• INFORMATION GIVEN

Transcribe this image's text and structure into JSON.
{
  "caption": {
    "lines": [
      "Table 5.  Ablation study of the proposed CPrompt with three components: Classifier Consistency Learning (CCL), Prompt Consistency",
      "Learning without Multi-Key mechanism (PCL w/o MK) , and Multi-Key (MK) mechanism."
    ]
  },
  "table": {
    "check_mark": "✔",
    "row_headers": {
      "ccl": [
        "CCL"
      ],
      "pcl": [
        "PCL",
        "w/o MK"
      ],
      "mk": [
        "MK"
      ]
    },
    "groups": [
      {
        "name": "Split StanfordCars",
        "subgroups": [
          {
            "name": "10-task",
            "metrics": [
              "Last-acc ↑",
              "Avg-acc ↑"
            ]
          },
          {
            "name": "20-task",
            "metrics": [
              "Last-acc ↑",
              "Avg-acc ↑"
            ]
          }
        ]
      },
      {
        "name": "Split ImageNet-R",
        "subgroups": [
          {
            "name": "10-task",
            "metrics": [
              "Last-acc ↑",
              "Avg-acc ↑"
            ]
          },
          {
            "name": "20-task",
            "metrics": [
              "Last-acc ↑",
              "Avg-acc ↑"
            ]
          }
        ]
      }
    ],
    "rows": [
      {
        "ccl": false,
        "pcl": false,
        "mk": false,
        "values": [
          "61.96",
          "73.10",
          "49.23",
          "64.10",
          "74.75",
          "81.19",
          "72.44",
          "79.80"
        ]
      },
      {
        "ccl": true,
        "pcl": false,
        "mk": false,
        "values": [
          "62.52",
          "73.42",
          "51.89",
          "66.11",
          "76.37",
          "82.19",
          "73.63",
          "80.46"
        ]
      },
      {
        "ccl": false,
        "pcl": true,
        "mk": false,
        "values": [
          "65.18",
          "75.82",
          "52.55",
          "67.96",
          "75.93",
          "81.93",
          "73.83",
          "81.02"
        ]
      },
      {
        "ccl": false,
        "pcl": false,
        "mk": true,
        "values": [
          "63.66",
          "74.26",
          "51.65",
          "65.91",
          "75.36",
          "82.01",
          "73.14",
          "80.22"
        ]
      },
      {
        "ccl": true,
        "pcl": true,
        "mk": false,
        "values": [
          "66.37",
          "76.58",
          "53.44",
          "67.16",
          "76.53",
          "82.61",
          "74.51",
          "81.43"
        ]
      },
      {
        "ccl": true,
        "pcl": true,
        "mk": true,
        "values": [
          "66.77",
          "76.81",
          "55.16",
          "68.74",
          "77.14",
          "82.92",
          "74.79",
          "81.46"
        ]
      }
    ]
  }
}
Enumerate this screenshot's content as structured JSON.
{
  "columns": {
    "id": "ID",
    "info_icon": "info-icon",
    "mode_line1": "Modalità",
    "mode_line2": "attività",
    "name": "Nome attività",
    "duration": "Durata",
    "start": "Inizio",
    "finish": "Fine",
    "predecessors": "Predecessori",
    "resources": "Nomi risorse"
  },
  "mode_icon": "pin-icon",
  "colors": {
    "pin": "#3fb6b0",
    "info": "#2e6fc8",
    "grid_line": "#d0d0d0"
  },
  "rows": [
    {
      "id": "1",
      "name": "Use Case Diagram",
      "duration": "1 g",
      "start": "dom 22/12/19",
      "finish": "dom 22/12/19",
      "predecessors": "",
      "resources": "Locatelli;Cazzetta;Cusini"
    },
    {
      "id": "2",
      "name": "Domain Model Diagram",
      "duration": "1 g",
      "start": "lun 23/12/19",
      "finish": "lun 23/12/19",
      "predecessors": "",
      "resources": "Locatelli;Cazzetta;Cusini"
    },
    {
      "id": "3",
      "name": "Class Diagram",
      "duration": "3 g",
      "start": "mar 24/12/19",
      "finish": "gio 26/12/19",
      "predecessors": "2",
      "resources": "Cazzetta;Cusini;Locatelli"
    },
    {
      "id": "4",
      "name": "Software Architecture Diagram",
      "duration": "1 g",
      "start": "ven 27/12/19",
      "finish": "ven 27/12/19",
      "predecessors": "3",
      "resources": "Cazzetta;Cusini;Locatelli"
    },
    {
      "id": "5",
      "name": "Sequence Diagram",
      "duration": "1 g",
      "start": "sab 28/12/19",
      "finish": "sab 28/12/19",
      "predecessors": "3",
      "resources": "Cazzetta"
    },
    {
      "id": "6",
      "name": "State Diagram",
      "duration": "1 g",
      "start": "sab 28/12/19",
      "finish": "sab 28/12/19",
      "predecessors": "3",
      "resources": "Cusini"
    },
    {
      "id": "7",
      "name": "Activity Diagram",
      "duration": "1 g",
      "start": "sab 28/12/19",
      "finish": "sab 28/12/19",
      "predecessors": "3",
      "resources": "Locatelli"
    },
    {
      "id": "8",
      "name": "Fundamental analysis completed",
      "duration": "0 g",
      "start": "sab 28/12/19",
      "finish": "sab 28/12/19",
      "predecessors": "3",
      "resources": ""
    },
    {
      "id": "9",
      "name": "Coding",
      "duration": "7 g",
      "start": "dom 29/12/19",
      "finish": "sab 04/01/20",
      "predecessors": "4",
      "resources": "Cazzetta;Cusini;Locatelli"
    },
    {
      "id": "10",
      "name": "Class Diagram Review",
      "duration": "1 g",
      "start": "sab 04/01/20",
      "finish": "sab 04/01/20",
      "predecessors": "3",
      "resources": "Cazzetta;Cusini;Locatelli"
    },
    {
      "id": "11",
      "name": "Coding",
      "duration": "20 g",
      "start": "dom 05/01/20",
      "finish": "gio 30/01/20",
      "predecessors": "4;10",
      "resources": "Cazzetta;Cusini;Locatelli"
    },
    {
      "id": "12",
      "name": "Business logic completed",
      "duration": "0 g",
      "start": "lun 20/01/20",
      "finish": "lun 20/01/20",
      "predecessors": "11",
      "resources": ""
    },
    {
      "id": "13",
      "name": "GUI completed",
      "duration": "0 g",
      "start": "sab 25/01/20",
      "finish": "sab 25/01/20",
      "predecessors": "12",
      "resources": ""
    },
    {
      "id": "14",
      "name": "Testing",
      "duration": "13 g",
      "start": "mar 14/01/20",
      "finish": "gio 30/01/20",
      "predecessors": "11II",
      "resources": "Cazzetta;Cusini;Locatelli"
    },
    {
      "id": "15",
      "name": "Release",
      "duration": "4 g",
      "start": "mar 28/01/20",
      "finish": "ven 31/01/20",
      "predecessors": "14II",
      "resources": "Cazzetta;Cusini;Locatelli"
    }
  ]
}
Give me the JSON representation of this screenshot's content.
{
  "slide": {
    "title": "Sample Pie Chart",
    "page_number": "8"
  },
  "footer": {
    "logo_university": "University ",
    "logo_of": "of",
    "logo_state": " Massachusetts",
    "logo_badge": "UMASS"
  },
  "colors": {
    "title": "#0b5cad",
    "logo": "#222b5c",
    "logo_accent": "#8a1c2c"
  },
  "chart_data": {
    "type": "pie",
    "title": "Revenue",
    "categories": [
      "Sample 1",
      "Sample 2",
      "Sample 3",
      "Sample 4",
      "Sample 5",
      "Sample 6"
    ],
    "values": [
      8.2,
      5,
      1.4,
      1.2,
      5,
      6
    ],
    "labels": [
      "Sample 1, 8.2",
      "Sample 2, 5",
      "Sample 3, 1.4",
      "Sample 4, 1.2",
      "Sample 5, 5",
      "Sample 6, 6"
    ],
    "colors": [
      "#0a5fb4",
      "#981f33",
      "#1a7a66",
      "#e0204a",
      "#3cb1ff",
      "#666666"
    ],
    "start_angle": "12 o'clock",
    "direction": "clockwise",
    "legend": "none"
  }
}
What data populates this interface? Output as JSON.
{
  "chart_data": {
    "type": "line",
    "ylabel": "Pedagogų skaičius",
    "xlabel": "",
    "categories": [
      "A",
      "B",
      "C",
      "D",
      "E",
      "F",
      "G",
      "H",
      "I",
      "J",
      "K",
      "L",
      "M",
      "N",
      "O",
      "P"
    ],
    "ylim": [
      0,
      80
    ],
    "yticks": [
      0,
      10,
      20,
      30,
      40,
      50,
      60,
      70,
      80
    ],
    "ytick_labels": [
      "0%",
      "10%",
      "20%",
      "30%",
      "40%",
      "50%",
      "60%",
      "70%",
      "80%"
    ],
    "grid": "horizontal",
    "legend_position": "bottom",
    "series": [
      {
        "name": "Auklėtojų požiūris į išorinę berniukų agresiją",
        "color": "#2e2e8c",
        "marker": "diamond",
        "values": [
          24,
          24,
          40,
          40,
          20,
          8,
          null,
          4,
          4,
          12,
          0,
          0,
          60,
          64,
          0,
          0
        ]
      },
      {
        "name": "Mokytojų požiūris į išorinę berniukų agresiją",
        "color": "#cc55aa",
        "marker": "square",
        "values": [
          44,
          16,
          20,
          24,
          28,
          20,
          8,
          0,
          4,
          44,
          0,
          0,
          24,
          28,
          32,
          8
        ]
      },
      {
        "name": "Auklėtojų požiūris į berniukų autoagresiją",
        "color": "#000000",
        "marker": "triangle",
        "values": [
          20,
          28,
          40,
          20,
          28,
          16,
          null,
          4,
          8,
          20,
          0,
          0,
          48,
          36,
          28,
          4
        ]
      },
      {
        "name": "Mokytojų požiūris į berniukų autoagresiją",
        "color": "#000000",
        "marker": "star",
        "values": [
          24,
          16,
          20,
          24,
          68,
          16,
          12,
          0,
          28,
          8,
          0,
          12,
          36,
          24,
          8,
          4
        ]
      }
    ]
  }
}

• EXERCISE TASK
Search the listing for the string "Auklėtojų". Copy each line where it turns up.

• OUTPUT OF THE EXERCISE
        "name": "Auklėtojų požiūris į išorinę berniukų agresiją",
        "name": "Auklėtojų požiūris į berniukų autoagresiją",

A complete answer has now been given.